*Stated task*:
Locate the string "Chance" throughout the material and copy every line in which it occurs.

*Extracted data*:
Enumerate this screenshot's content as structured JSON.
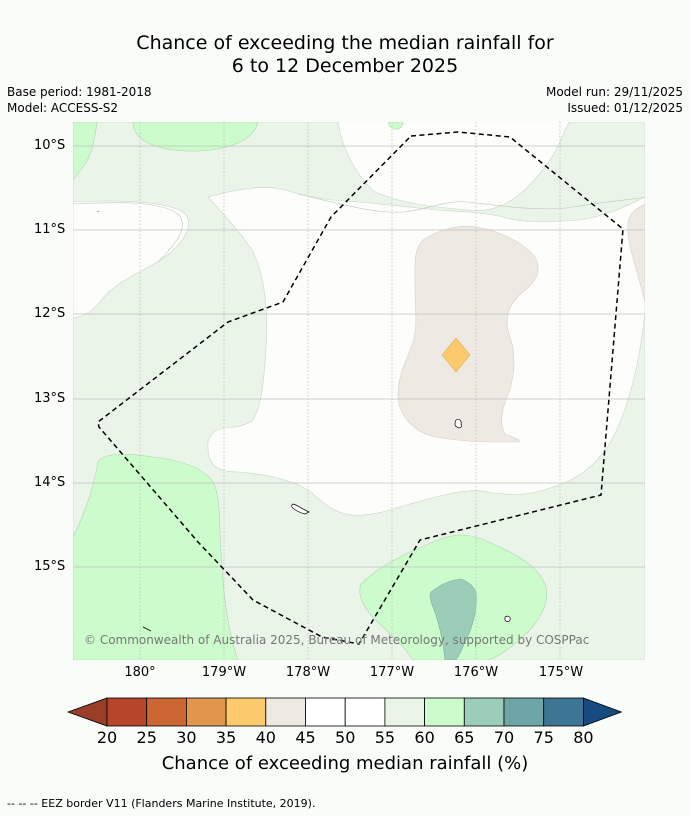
{
  "title": {
    "line1": "Chance of exceeding the median rainfall for",
    "line2": "6 to 12 December 2025"
  },
  "meta": {
    "base_period": "Base period: 1981-2018",
    "model": "Model: ACCESS-S2",
    "model_run": "Model run: 29/11/2025",
    "issued": "Issued: 01/12/2025"
  },
  "map": {
    "lat_labels": [
      "10°S",
      "11°S",
      "12°S",
      "13°S",
      "14°S",
      "15°S"
    ],
    "lon_labels": [
      "180°",
      "179°W",
      "178°W",
      "177°W",
      "176°W",
      "175°W"
    ],
    "lat_range": [
      -16.1,
      -9.7
    ],
    "lon_range": [
      -180.8,
      -174.0
    ],
    "copyright": "© Commonwealth of Australia 2025, Bureau of Meteorology, supported by COSPPac"
  },
  "colorbar": {
    "ticks": [
      "20",
      "25",
      "30",
      "35",
      "40",
      "45",
      "50",
      "55",
      "60",
      "65",
      "70",
      "75",
      "80"
    ],
    "colors": [
      "#b5462a",
      "#cc6633",
      "#e2954c",
      "#fcc96c",
      "#efe9e3",
      "#ffffff",
      "#ffffff",
      "#eaf4e9",
      "#ccfccc",
      "#9ccdb8",
      "#6ea6a8",
      "#3d7594"
    ],
    "under_color": "#9b3e28",
    "over_color": "#174a7e",
    "label": "Chance of exceeding median rainfall (%)"
  },
  "footnote": "--  --  -- EEZ border V11 (Flanders Marine Institute, 2019)."
}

*Response to the exercise*:
    "line1": "Chance of exceeding the median rainfall for",
    "label": "Chance of exceeding median rainfall (%)"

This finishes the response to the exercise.